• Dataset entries
** begin **

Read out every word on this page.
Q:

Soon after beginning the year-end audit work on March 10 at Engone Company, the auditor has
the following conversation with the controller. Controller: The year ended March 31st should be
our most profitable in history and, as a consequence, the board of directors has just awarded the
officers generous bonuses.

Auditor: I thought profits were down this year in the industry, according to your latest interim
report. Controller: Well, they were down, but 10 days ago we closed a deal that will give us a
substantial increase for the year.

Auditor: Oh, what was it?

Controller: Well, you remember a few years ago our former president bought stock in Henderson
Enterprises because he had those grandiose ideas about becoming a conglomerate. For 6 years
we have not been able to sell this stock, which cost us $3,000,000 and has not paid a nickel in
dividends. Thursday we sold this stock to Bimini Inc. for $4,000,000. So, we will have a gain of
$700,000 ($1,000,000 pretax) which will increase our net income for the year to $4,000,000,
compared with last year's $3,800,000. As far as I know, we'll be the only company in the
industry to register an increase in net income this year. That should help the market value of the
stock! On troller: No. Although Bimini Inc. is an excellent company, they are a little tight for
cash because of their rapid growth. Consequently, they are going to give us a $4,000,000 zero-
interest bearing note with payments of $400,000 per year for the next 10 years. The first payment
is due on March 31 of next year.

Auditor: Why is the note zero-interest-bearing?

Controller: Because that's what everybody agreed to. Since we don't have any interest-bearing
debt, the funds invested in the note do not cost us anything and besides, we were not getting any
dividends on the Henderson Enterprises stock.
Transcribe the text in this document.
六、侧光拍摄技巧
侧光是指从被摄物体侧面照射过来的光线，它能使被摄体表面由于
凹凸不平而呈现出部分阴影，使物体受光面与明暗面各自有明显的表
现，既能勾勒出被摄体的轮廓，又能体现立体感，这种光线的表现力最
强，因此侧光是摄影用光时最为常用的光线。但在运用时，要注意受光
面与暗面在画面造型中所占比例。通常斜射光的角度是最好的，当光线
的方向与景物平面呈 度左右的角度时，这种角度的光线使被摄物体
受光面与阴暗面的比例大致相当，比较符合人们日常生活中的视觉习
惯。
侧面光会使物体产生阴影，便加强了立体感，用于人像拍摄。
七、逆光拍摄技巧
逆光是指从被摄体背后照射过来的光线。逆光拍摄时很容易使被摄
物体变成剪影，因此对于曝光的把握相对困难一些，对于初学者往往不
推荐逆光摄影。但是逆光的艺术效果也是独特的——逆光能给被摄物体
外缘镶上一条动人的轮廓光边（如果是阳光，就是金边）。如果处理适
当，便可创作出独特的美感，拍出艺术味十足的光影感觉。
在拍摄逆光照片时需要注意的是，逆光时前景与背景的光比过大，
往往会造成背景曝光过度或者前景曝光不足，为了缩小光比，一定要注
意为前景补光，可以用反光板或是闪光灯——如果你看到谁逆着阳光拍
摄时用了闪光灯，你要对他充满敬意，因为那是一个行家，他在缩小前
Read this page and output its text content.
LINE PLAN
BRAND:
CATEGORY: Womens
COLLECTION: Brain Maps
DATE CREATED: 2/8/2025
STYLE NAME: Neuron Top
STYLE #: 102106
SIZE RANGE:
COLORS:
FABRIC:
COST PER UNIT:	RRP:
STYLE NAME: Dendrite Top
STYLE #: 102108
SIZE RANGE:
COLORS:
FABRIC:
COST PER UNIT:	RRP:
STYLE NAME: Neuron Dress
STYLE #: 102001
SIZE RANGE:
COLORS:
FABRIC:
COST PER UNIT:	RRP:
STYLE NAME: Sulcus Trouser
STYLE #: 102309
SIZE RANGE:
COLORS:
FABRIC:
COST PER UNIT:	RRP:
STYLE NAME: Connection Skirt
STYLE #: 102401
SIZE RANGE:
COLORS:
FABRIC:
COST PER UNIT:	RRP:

** end **

• Your goal
From the listing above, copy out each line where the word "dividends" appears.

• Correct answer
dividends. Thursday we sold this stock to Bimini Inc. for $4,000,000. So, we will have a gain of
dividends on the Henderson Enterprises stock.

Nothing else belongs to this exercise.